## start

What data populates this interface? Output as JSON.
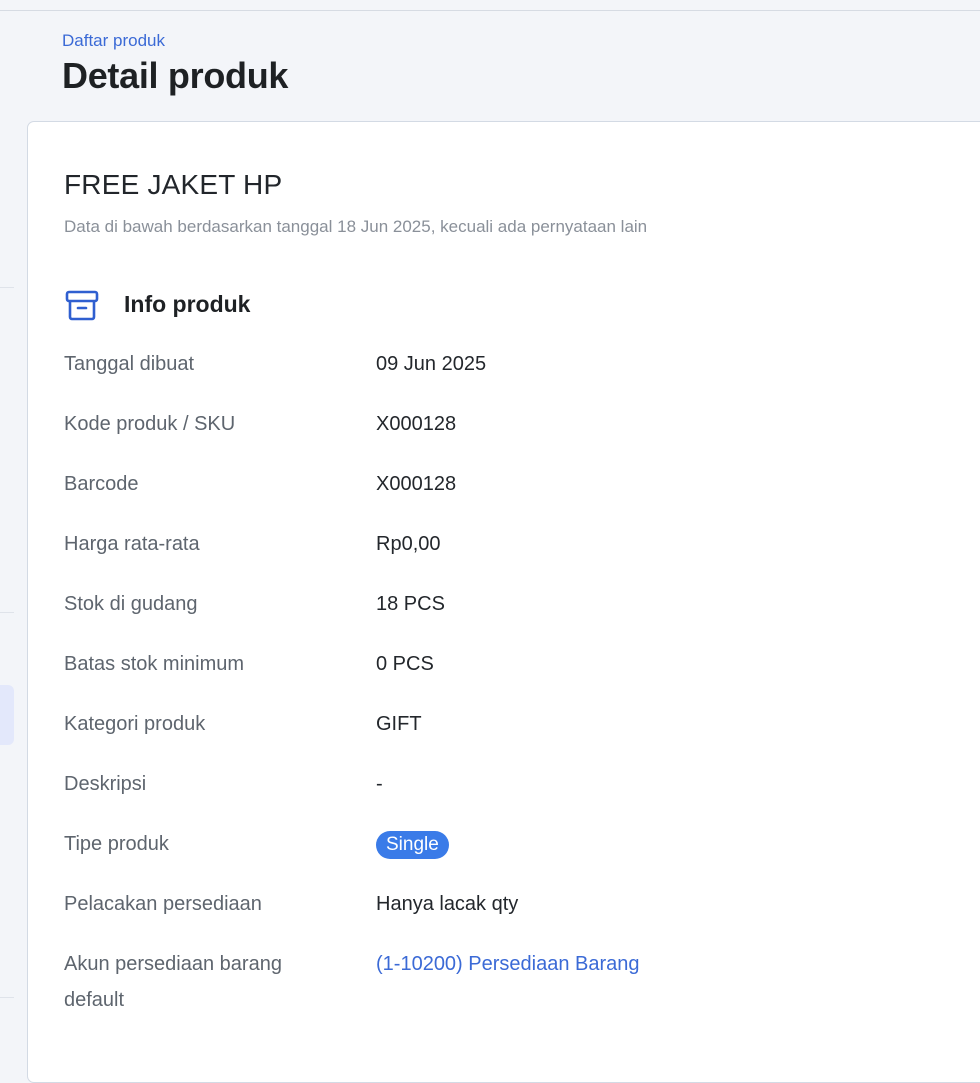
{
  "breadcrumb": "Daftar produk",
  "page_title": "Detail produk",
  "product": {
    "name": "FREE JAKET HP",
    "data_note": "Data di bawah berdasarkan tanggal 18 Jun 2025, kecuali ada pernyataan lain"
  },
  "section": {
    "title": "Info produk",
    "icon": "archive-box-icon"
  },
  "info_rows": [
    {
      "label": "Tanggal dibuat",
      "value": "09 Jun 2025"
    },
    {
      "label": "Kode produk / SKU",
      "value": "X000128"
    },
    {
      "label": "Barcode",
      "value": "X000128"
    },
    {
      "label": "Harga rata-rata",
      "value": "Rp0,00"
    },
    {
      "label": "Stok di gudang",
      "value": "18 PCS"
    },
    {
      "label": "Batas stok minimum",
      "value": "0 PCS"
    },
    {
      "label": "Kategori produk",
      "value": "GIFT"
    },
    {
      "label": "Deskripsi",
      "value": "-"
    },
    {
      "label": "Tipe produk",
      "value": "Single"
    },
    {
      "label": "Pelacakan persediaan",
      "value": "Hanya lacak qty"
    },
    {
      "label": "Akun persediaan barang default",
      "value": "(1-10200) Persediaan Barang"
    }
  ],
  "colors": {
    "accent": "#3b6ad6",
    "badge": "#3a7be8",
    "background": "#f3f5f9"
  }
}
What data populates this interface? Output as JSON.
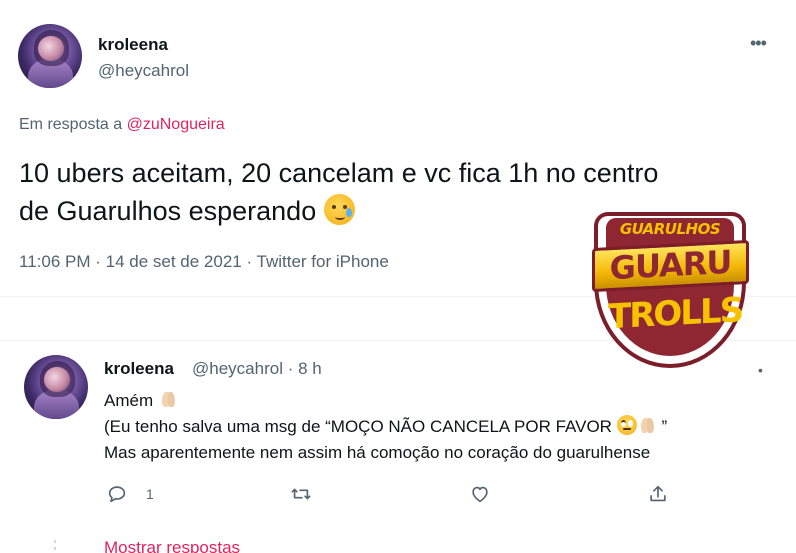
{
  "main_tweet": {
    "display_name": "kroleena",
    "handle": "@heycahrol",
    "more_icon": "more-horizontal-icon",
    "reply_context_prefix": "Em resposta a",
    "reply_context_mention": "@zuNogueira",
    "text_line_1": "10 ubers aceitam, 20 cancelam e vc fica 1h no centro",
    "text_line_2": "de Guarulhos esperando",
    "emoji": "face-holding-back-tears",
    "meta": "11:06 PM · 14 de set de 2021 · Twitter for iPhone"
  },
  "reply_tweet": {
    "display_name": "kroleena",
    "handle_time": "@heycahrol · 8 h",
    "line_1": "Amém",
    "line_2": "(Eu tenho salva uma msg de “MOÇO NÃO CANCELA POR FAVOR",
    "line_2_end": "”",
    "line_3": "Mas aparentemente nem assim há comoção no coração do guarulhense",
    "more_icon": "more-dot-icon",
    "actions": {
      "reply_count": "1",
      "retweet_count": "",
      "like_count": ""
    },
    "show_replies": "Mostrar respostas"
  },
  "watermark": {
    "top": "GUARULHOS",
    "middle": "GUARU",
    "bottom": "TROLLS"
  },
  "colors": {
    "text": "#0f1419",
    "muted": "#536471",
    "accent": "#e0245e",
    "divider": "#eff3f4",
    "watermark_red": "#8f2733",
    "watermark_gold": "#f6c200"
  }
}
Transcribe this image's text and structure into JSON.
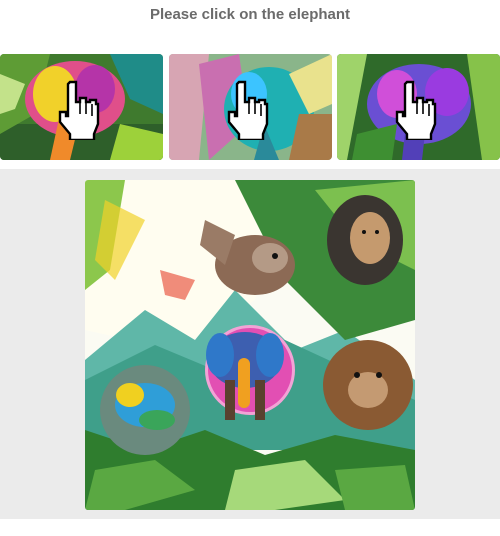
{
  "prompt": "Please click on the elephant",
  "tiles": [
    {
      "icon": "pointer-hand-icon"
    },
    {
      "icon": "pointer-hand-icon"
    },
    {
      "icon": "pointer-hand-icon"
    }
  ],
  "colors": {
    "prompt_text": "#6b6b6b",
    "panel_bg": "#ebebeb",
    "accent": "#3aa79a"
  }
}
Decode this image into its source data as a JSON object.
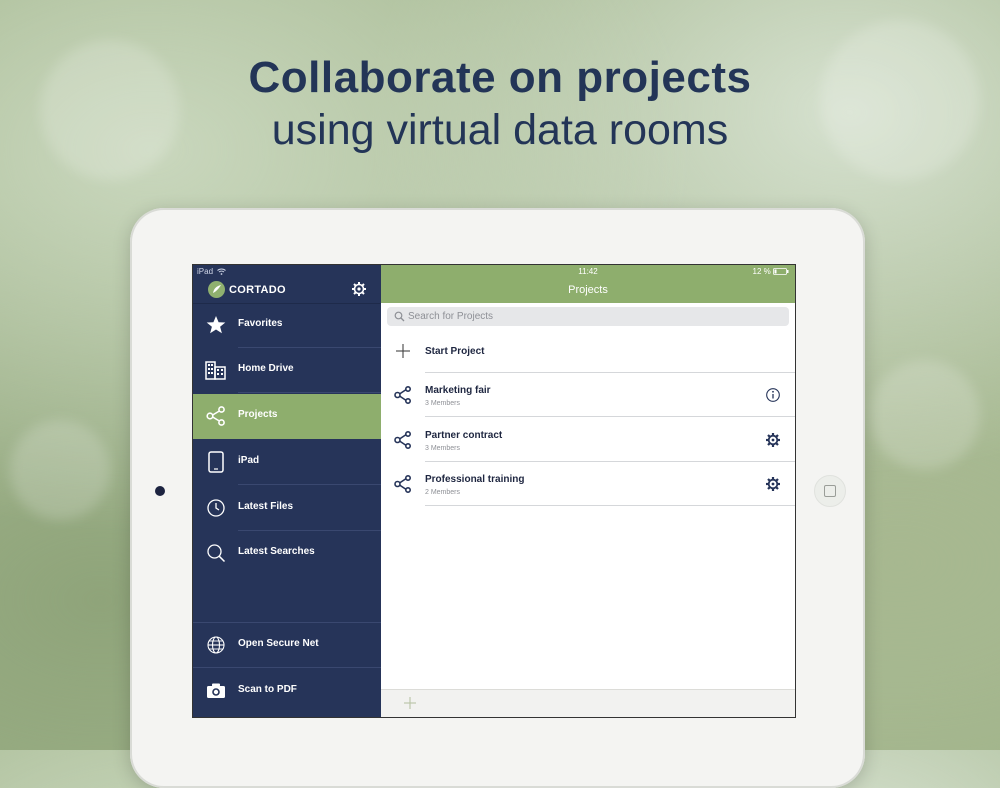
{
  "headline": {
    "title": "Collaborate on projects",
    "subtitle": "using virtual data rooms"
  },
  "sidebar": {
    "status_text": "iPad",
    "app_name": "CORTADO",
    "items": [
      {
        "label": "Favorites",
        "icon": "star-icon"
      },
      {
        "label": "Home Drive",
        "icon": "buildings-icon"
      },
      {
        "label": "Projects",
        "icon": "share-icon",
        "active": true
      },
      {
        "label": "iPad",
        "icon": "tablet-icon"
      },
      {
        "label": "Latest Files",
        "icon": "clock-icon"
      },
      {
        "label": "Latest Searches",
        "icon": "magnifier-icon"
      }
    ],
    "bottom_items": [
      {
        "label": "Open Secure Net",
        "icon": "globe-icon"
      },
      {
        "label": "Scan to PDF",
        "icon": "camera-icon"
      }
    ]
  },
  "main": {
    "time": "11:42",
    "battery": "12 %",
    "title": "Projects",
    "search_placeholder": "Search for Projects",
    "start_label": "Start Project",
    "projects": [
      {
        "name": "Marketing fair",
        "members": "3 Members",
        "action": "info-icon"
      },
      {
        "name": "Partner contract",
        "members": "3 Members",
        "action": "gear-icon"
      },
      {
        "name": "Professional training",
        "members": "2 Members",
        "action": "gear-icon"
      }
    ]
  },
  "colors": {
    "sidebar_bg": "#263459",
    "accent_green": "#8eae6d",
    "headline_text": "#233557"
  }
}
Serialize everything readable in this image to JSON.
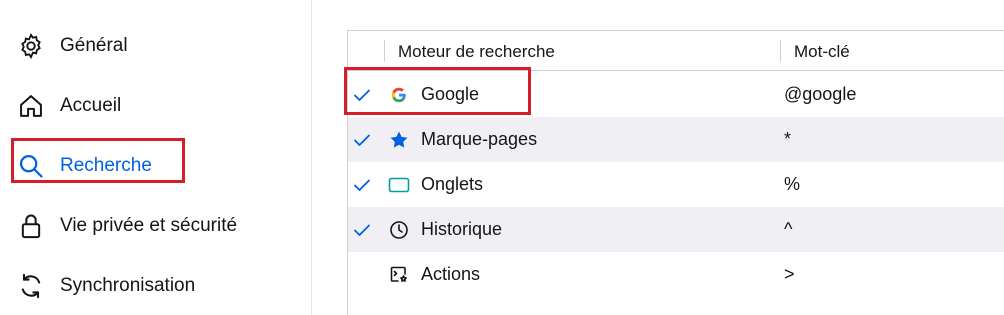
{
  "sidebar": {
    "items": [
      {
        "label": "Général",
        "icon": "gear-icon"
      },
      {
        "label": "Accueil",
        "icon": "home-icon"
      },
      {
        "label": "Recherche",
        "icon": "search-icon",
        "selected": true
      },
      {
        "label": "Vie privée et sécurité",
        "icon": "lock-icon"
      },
      {
        "label": "Synchronisation",
        "icon": "sync-icon"
      }
    ]
  },
  "table": {
    "headers": {
      "engine": "Moteur de recherche",
      "keyword": "Mot-clé"
    },
    "rows": [
      {
        "checked": true,
        "icon": "google-icon",
        "name": "Google",
        "keyword": "@google"
      },
      {
        "checked": true,
        "icon": "bookmark-star-icon",
        "name": "Marque-pages",
        "keyword": "*"
      },
      {
        "checked": true,
        "icon": "tab-icon",
        "name": "Onglets",
        "keyword": "%"
      },
      {
        "checked": true,
        "icon": "history-clock-icon",
        "name": "Historique",
        "keyword": "^"
      },
      {
        "checked": false,
        "icon": "actions-icon",
        "name": "Actions",
        "keyword": ">"
      }
    ]
  },
  "colors": {
    "accent": "#0061e0",
    "highlight": "#d41f2b",
    "row_alt": "#f0f0f4",
    "tab_icon": "#00a0a0"
  }
}
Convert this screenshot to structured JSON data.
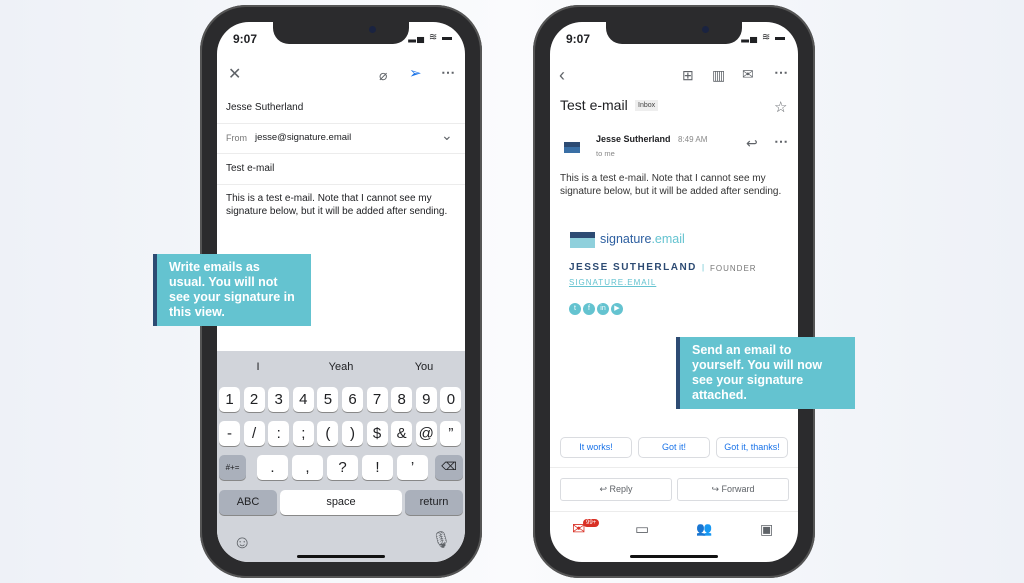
{
  "compose": {
    "time": "9:07",
    "to": "Jesse Sutherland",
    "from_label": "From",
    "from": "jesse@signature.email",
    "subject": "Test e-mail",
    "body": "This is a test e-mail. Note that I cannot see my signature below, but it will be added after sending.",
    "suggestions": [
      "I",
      "Yeah",
      "You"
    ],
    "row1": [
      "1",
      "2",
      "3",
      "4",
      "5",
      "6",
      "7",
      "8",
      "9",
      "0"
    ],
    "row2": [
      "-",
      "/",
      ":",
      ";",
      "(",
      ")",
      "$",
      "&",
      "@",
      "”"
    ],
    "row3": [
      ".",
      ",",
      "?",
      "!",
      "’"
    ],
    "symbols_key": "#+=",
    "abc_key": "ABC",
    "space_key": "space",
    "return_key": "return"
  },
  "callout_left": {
    "text": "Write emails as usual. You will not see your signature in this view."
  },
  "callout_right": {
    "text": "Send an email to yourself. You will now see your signature attached."
  },
  "inbox": {
    "time": "9:07",
    "subject": "Test e-mail",
    "label": "Inbox",
    "sender": "Jesse Sutherland",
    "sent_time": "8:49 AM",
    "to": "to me",
    "body": "This is a test e-mail. Note that I cannot see my signature below, but it will be added after sending.",
    "signature": {
      "logo_main": "signature",
      "logo_ext": ".email",
      "name": "JESSE SUTHERLAND",
      "separator": "|",
      "role": "FOUNDER",
      "link": "SIGNATURE.EMAIL"
    },
    "quick_replies": [
      "It works!",
      "Got it!",
      "Got it, thanks!"
    ],
    "reply": "Reply",
    "forward": "Forward",
    "badge": "99+"
  },
  "colors": {
    "accent": "#64c3d0",
    "navy": "#2d4b73",
    "link": "#1a73e8",
    "mail_red": "#d93025"
  }
}
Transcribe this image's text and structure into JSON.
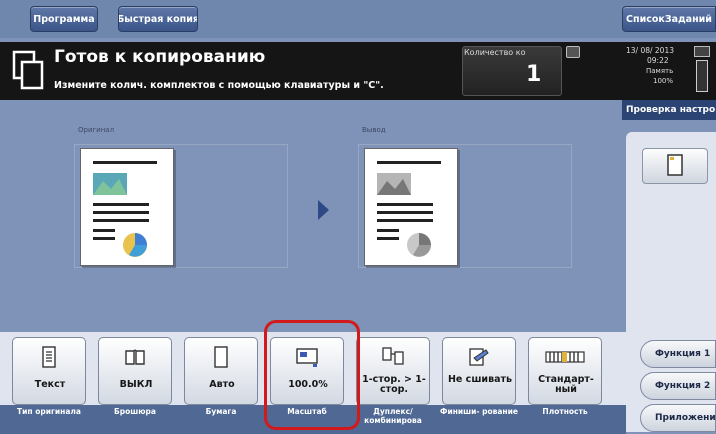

## end

-- Objective --
Write out the listing word for word, omitting the pictures it holds.

-- Output of the task --
What data populates this interface? Output as JSON.
{
  "breadcrumb": "Daftar produk",
  "page_title": "Detail produk",
  "product": {
    "name": "FREE JAKET HP",
    "data_note": "Data di bawah berdasarkan tanggal 18 Jun 2025, kecuali ada pernyataan lain"
  },
  "section": {
    "title": "Info produk",
    "icon": "archive-box-icon"
  },
  "info_rows": [
    {
      "label": "Tanggal dibuat",
      "value": "09 Jun 2025"
    },
    {
      "label": "Kode produk / SKU",
      "value": "X000128"
    },
    {
      "label": "Barcode",
      "value": "X000128"
    },
    {
      "label": "Harga rata-rata",
      "value": "Rp0,00"
    },
    {
      "label": "Stok di gudang",
      "value": "18 PCS"
    },
    {
      "label": "Batas stok minimum",
      "value": "0 PCS"
    },
    {
      "label": "Kategori produk",
      "value": "GIFT"
    },
    {
      "label": "Deskripsi",
      "value": "-"
    },
    {
      "label": "Tipe produk",
      "value": "Single"
    },
    {
      "label": "Pelacakan persediaan",
      "value": "Hanya lacak qty"
    },
    {
      "label": "Akun persediaan barang default",
      "value": "(1-10200) Persediaan Barang"
    }
  ],
  "colors": {
    "accent": "#3b6ad6",
    "badge": "#3a7be8",
    "background": "#f3f5f9"
  }
}
What data populates this interface? Output as JSON.
{
  "main_tweet": {
    "display_name": "kroleena",
    "handle": "@heycahrol",
    "more_icon": "more-horizontal-icon",
    "reply_context_prefix": "Em resposta a",
    "reply_context_mention": "@zuNogueira",
    "text_line_1": "10 ubers aceitam, 20 cancelam e vc fica 1h no centro",
    "text_line_2": "de Guarulhos esperando",
    "emoji": "face-holding-back-tears",
    "meta": "11:06 PM · 14 de set de 2021 · Twitter for iPhone"
  },
  "reply_tweet": {
    "display_name": "kroleena",
    "handle_time": "@heycahrol · 8 h",
    "line_1": "Amém",
    "line_2": "(Eu tenho salva uma msg de “MOÇO NÃO CANCELA POR FAVOR",
    "line_2_end": "”",
    "line_3": "Mas aparentemente nem assim há comoção no coração do guarulhense",
    "more_icon": "more-dot-icon",
    "actions": {
      "reply_count": "1",
      "retweet_count": "",
      "like_count": ""
    },
    "show_replies": "Mostrar respostas"
  },
  "watermark": {
    "top": "GUARULHOS",
    "middle": "GUARU",
    "bottom": "TROLLS"
  },
  "colors": {
    "text": "#0f1419",
    "muted": "#536471",
    "accent": "#e0245e",
    "divider": "#eff3f4",
    "watermark_red": "#8f2733",
    "watermark_gold": "#f6c200"
  }
}
Transcribe this image's text and structure into JSON.
{
  "prompt": "Please click on the elephant",
  "tiles": [
    {
      "icon": "pointer-hand-icon"
    },
    {
      "icon": "pointer-hand-icon"
    },
    {
      "icon": "pointer-hand-icon"
    }
  ],
  "colors": {
    "prompt_text": "#6b6b6b",
    "panel_bg": "#ebebeb",
    "accent": "#3aa79a"
  }
}
Decode this image into its source data as a JSON object.
{
  "headline": {
    "title": "Collaborate on projects",
    "subtitle": "using virtual data rooms"
  },
  "sidebar": {
    "status_text": "iPad",
    "app_name": "CORTADO",
    "items": [
      {
        "label": "Favorites",
        "icon": "star-icon"
      },
      {
        "label": "Home Drive",
        "icon": "buildings-icon"
      },
      {
        "label": "Projects",
        "icon": "share-icon",
        "active": true
      },
      {
        "label": "iPad",
        "icon": "tablet-icon"
      },
      {
        "label": "Latest Files",
        "icon": "clock-icon"
      },
      {
        "label": "Latest Searches",
        "icon": "magnifier-icon"
      }
    ],
    "bottom_items": [
      {
        "label": "Open Secure Net",
        "icon": "globe-icon"
      },
      {
        "label": "Scan to PDF",
        "icon": "camera-icon"
      }
    ]
  },
  "main": {
    "time": "11:42",
    "battery": "12 %",
    "title": "Projects",
    "search_placeholder": "Search for Projects",
    "start_label": "Start Project",
    "projects": [
      {
        "name": "Marketing fair",
        "members": "3 Members",
        "action": "info-icon"
      },
      {
        "name": "Partner contract",
        "members": "3 Members",
        "action": "gear-icon"
      },
      {
        "name": "Professional training",
        "members": "2 Members",
        "action": "gear-icon"
      }
    ]
  },
  "colors": {
    "sidebar_bg": "#263459",
    "accent_green": "#8eae6d",
    "headline_text": "#233557"
  }
}
Serialize everything readable in this image to JSON.
{
  "sidebar": {
    "items": [
      {
        "label": "Général",
        "icon": "gear-icon"
      },
      {
        "label": "Accueil",
        "icon": "home-icon"
      },
      {
        "label": "Recherche",
        "icon": "search-icon",
        "selected": true
      },
      {
        "label": "Vie privée et sécurité",
        "icon": "lock-icon"
      },
      {
        "label": "Synchronisation",
        "icon": "sync-icon"
      }
    ]
  },
  "table": {
    "headers": {
      "engine": "Moteur de recherche",
      "keyword": "Mot-clé"
    },
    "rows": [
      {
        "checked": true,
        "icon": "google-icon",
        "name": "Google",
        "keyword": "@google"
      },
      {
        "checked": true,
        "icon": "bookmark-star-icon",
        "name": "Marque-pages",
        "keyword": "*"
      },
      {
        "checked": true,
        "icon": "tab-icon",
        "name": "Onglets",
        "keyword": "%"
      },
      {
        "checked": true,
        "icon": "history-clock-icon",
        "name": "Historique",
        "keyword": "^"
      },
      {
        "checked": false,
        "icon": "actions-icon",
        "name": "Actions",
        "keyword": ">"
      }
    ]
  },
  "colors": {
    "accent": "#0061e0",
    "highlight": "#d41f2b",
    "row_alt": "#f0f0f4",
    "tab_icon": "#00a0a0"
  }
}
Convert this screenshot to structured JSON data.
{
  "compose": {
    "time": "9:07",
    "to": "Jesse Sutherland",
    "from_label": "From",
    "from": "jesse@signature.email",
    "subject": "Test e-mail",
    "body": "This is a test e-mail. Note that I cannot see my signature below, but it will be added after sending.",
    "suggestions": [
      "I",
      "Yeah",
      "You"
    ],
    "row1": [
      "1",
      "2",
      "3",
      "4",
      "5",
      "6",
      "7",
      "8",
      "9",
      "0"
    ],
    "row2": [
      "-",
      "/",
      ":",
      ";",
      "(",
      ")",
      "$",
      "&",
      "@",
      "”"
    ],
    "row3": [
      ".",
      ",",
      "?",
      "!",
      "’"
    ],
    "symbols_key": "#+=",
    "abc_key": "ABC",
    "space_key": "space",
    "return_key": "return"
  },
  "callout_left": {
    "text": "Write emails as usual. You will not see your signature in this view."
  },
  "callout_right": {
    "text": "Send an email to yourself. You will now see your signature attached."
  },
  "inbox": {
    "time": "9:07",
    "subject": "Test e-mail",
    "label": "Inbox",
    "sender": "Jesse Sutherland",
    "sent_time": "8:49 AM",
    "to": "to me",
    "body": "This is a test e-mail. Note that I cannot see my signature below, but it will be added after sending.",
    "signature": {
      "logo_main": "signature",
      "logo_ext": ".email",
      "name": "JESSE SUTHERLAND",
      "separator": "|",
      "role": "FOUNDER",
      "link": "SIGNATURE.EMAIL"
    },
    "quick_replies": [
      "It works!",
      "Got it!",
      "Got it, thanks!"
    ],
    "reply": "Reply",
    "forward": "Forward",
    "badge": "99+"
  },
  "colors": {
    "accent": "#64c3d0",
    "navy": "#2d4b73",
    "link": "#1a73e8",
    "mail_red": "#d93025"
  }
}
Transcribe this image's text and structure into JSON.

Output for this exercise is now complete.